▶ **PROBLEM REQUIREMENTS**
Transcribe the records below exactly, leaving out any pictures.
= = =
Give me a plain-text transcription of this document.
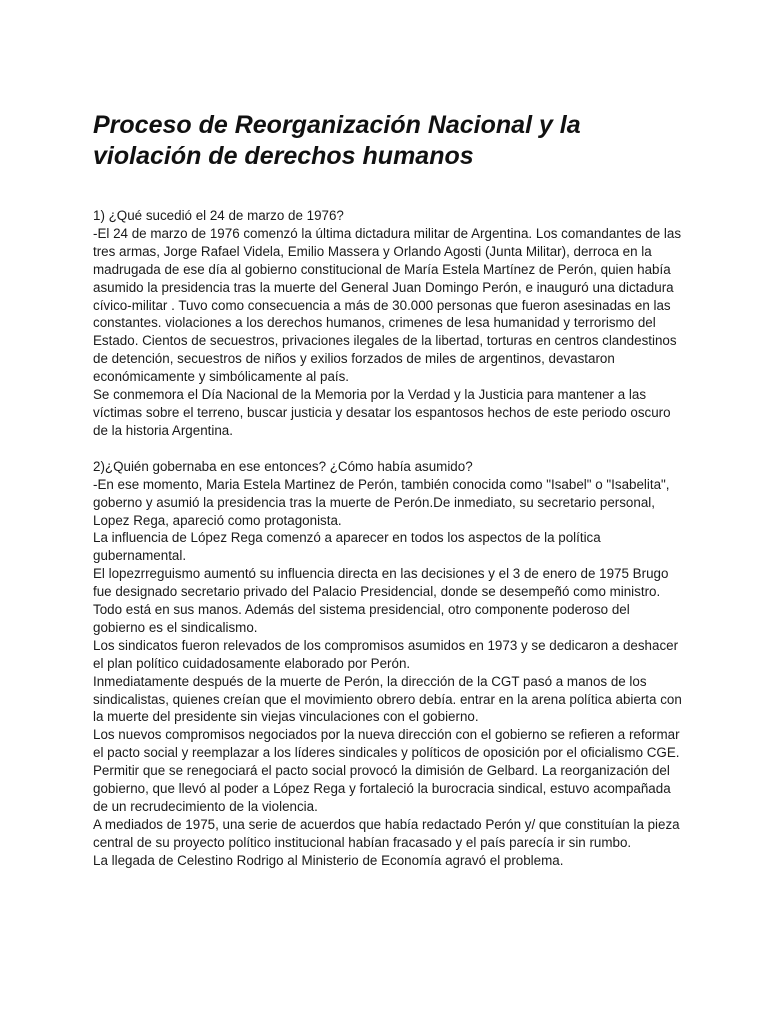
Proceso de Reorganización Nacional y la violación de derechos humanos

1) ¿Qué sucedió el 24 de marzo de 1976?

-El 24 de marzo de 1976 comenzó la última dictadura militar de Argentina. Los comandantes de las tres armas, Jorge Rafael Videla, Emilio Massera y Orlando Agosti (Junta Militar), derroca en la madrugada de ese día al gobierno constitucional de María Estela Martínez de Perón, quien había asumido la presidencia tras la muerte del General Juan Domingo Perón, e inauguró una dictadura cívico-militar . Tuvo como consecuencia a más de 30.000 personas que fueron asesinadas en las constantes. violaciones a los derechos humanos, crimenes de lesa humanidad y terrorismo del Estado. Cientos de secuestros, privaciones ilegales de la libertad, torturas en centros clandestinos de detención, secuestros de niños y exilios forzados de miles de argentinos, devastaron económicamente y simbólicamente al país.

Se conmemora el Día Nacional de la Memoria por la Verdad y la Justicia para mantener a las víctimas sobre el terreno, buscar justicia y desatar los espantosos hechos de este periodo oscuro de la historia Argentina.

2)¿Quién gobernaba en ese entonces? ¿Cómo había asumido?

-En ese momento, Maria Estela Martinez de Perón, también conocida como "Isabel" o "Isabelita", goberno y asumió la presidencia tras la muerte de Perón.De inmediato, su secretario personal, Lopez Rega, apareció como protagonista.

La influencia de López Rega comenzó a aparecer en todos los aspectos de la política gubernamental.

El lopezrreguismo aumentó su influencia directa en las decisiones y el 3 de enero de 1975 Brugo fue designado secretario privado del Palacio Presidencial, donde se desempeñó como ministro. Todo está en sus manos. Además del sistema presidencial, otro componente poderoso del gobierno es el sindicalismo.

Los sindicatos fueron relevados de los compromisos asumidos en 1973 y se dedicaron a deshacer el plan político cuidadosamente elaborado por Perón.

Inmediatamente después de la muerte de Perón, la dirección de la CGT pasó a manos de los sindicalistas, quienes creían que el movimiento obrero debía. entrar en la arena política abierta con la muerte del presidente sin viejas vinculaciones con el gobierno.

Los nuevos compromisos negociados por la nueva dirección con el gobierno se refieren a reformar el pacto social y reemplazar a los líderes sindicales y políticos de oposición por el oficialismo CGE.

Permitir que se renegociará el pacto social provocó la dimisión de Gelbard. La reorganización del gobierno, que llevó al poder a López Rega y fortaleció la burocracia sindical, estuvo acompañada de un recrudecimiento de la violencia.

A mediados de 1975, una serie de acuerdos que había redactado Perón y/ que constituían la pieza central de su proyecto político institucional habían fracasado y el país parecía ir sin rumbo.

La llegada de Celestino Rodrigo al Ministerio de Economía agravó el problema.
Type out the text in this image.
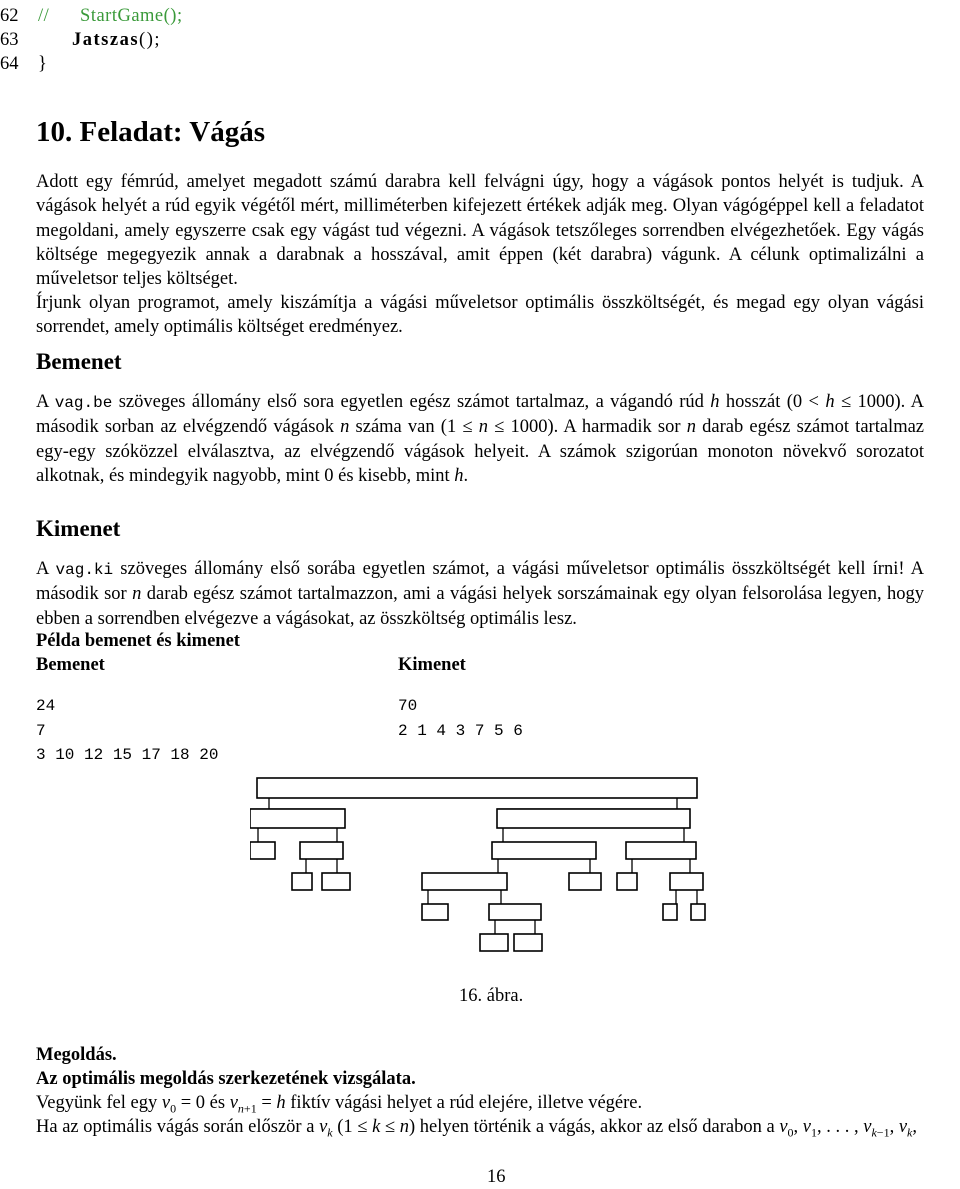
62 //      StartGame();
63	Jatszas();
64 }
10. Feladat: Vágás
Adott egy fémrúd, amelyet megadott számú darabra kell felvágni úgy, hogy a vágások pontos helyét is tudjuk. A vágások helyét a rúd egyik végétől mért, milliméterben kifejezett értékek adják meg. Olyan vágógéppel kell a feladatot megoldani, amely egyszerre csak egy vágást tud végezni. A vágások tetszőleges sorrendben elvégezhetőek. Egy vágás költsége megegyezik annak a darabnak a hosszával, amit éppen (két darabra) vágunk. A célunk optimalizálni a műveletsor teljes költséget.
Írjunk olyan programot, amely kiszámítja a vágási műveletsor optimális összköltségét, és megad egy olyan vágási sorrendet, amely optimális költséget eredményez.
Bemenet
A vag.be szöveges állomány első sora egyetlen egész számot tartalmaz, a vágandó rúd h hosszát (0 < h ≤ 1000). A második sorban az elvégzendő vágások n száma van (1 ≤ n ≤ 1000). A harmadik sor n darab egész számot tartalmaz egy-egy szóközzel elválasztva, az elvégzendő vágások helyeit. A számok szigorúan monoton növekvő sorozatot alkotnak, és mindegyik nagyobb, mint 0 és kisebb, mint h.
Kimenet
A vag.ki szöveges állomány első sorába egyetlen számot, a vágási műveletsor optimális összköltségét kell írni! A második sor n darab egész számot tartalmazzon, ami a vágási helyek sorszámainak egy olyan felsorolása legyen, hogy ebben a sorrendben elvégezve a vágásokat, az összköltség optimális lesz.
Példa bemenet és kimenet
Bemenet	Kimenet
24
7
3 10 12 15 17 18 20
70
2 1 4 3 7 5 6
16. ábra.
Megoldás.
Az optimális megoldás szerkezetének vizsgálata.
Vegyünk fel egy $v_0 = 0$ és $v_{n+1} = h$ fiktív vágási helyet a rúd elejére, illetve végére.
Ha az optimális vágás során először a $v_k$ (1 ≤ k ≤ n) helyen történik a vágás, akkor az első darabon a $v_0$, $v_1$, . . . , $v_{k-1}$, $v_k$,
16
= = =
▶ **EXPECTED ANSWER**
Give me a plain-text transcription of this document.
Proceso de Reorganización Nacional y la violación de derechos humanos

1) ¿Qué sucedió el 24 de marzo de 1976?

-El 24 de marzo de 1976 comenzó la última dictadura militar de Argentina. Los comandantes de las tres armas, Jorge Rafael Videla, Emilio Massera y Orlando Agosti (Junta Militar), derroca en la madrugada de ese día al gobierno constitucional de María Estela Martínez de Perón, quien había asumido la presidencia tras la muerte del General Juan Domingo Perón, e inauguró una dictadura cívico-militar . Tuvo como consecuencia a más de 30.000 personas que fueron asesinadas en las constantes. violaciones a los derechos humanos, crimenes de lesa humanidad y terrorismo del Estado. Cientos de secuestros, privaciones ilegales de la libertad, torturas en centros clandestinos de detención, secuestros de niños y exilios forzados de miles de argentinos, devastaron económicamente y simbólicamente al país.

Se conmemora el Día Nacional de la Memoria por la Verdad y la Justicia para mantener a las víctimas sobre el terreno, buscar justicia y desatar los espantosos hechos de este periodo oscuro de la historia Argentina.

2)¿Quién gobernaba en ese entonces? ¿Cómo había asumido?

-En ese momento, Maria Estela Martinez de Perón, también conocida como "Isabel" o "Isabelita", goberno y asumió la presidencia tras la muerte de Perón.De inmediato, su secretario personal, Lopez Rega, apareció como protagonista.

La influencia de López Rega comenzó a aparecer en todos los aspectos de la política gubernamental.

El lopezrreguismo aumentó su influencia directa en las decisiones y el 3 de enero de 1975 Brugo fue designado secretario privado del Palacio Presidencial, donde se desempeñó como ministro. Todo está en sus manos. Además del sistema presidencial, otro componente poderoso del gobierno es el sindicalismo.

Los sindicatos fueron relevados de los compromisos asumidos en 1973 y se dedicaron a deshacer el plan político cuidadosamente elaborado por Perón.

Inmediatamente después de la muerte de Perón, la dirección de la CGT pasó a manos de los sindicalistas, quienes creían que el movimiento obrero debía. entrar en la arena política abierta con la muerte del presidente sin viejas vinculaciones con el gobierno.

Los nuevos compromisos negociados por la nueva dirección con el gobierno se refieren a reformar el pacto social y reemplazar a los líderes sindicales y políticos de oposición por el oficialismo CGE.

Permitir que se renegociará el pacto social provocó la dimisión de Gelbard. La reorganización del gobierno, que llevó al poder a López Rega y fortaleció la burocracia sindical, estuvo acompañada de un recrudecimiento de la violencia.

A mediados de 1975, una serie de acuerdos que había redactado Perón y/ que constituían la pieza central de su proyecto político institucional habían fracasado y el país parecía ir sin rumbo.

La llegada de Celestino Rodrigo al Ministerio de Economía agravó el problema.
Type out the text in this image.
62 //      StartGame();
63	Jatszas();
64 }
10. Feladat: Vágás
Adott egy fémrúd, amelyet megadott számú darabra kell felvágni úgy, hogy a vágások pontos helyét is tudjuk. A vágások helyét a rúd egyik végétől mért, milliméterben kifejezett értékek adják meg. Olyan vágógéppel kell a feladatot megoldani, amely egyszerre csak egy vágást tud végezni. A vágások tetszőleges sorrendben elvégezhetőek. Egy vágás költsége megegyezik annak a darabnak a hosszával, amit éppen (két darabra) vágunk. A célunk optimalizálni a műveletsor teljes költséget.
Írjunk olyan programot, amely kiszámítja a vágási műveletsor optimális összköltségét, és megad egy olyan vágási sorrendet, amely optimális költséget eredményez.
Bemenet
A vag.be szöveges állomány első sora egyetlen egész számot tartalmaz, a vágandó rúd h hosszát (0 < h ≤ 1000). A második sorban az elvégzendő vágások n száma van (1 ≤ n ≤ 1000). A harmadik sor n darab egész számot tartalmaz egy-egy szóközzel elválasztva, az elvégzendő vágások helyeit. A számok szigorúan monoton növekvő sorozatot alkotnak, és mindegyik nagyobb, mint 0 és kisebb, mint h.
Kimenet
A vag.ki szöveges állomány első sorába egyetlen számot, a vágási műveletsor optimális összköltségét kell írni! A második sor n darab egész számot tartalmazzon, ami a vágási helyek sorszámainak egy olyan felsorolása legyen, hogy ebben a sorrendben elvégezve a vágásokat, az összköltség optimális lesz.
Példa bemenet és kimenet
Bemenet	Kimenet
24
7
3 10 12 15 17 18 20
70
2 1 4 3 7 5 6
16. ábra.
Megoldás.
Az optimális megoldás szerkezetének vizsgálata.
Vegyünk fel egy $v_0 = 0$ és $v_{n+1} = h$ fiktív vágási helyet a rúd elejére, illetve végére.
Ha az optimális vágás során először a $v_k$ (1 ≤ k ≤ n) helyen történik a vágás, akkor az első darabon a $v_0$, $v_1$, . . . , $v_{k-1}$, $v_k$,
16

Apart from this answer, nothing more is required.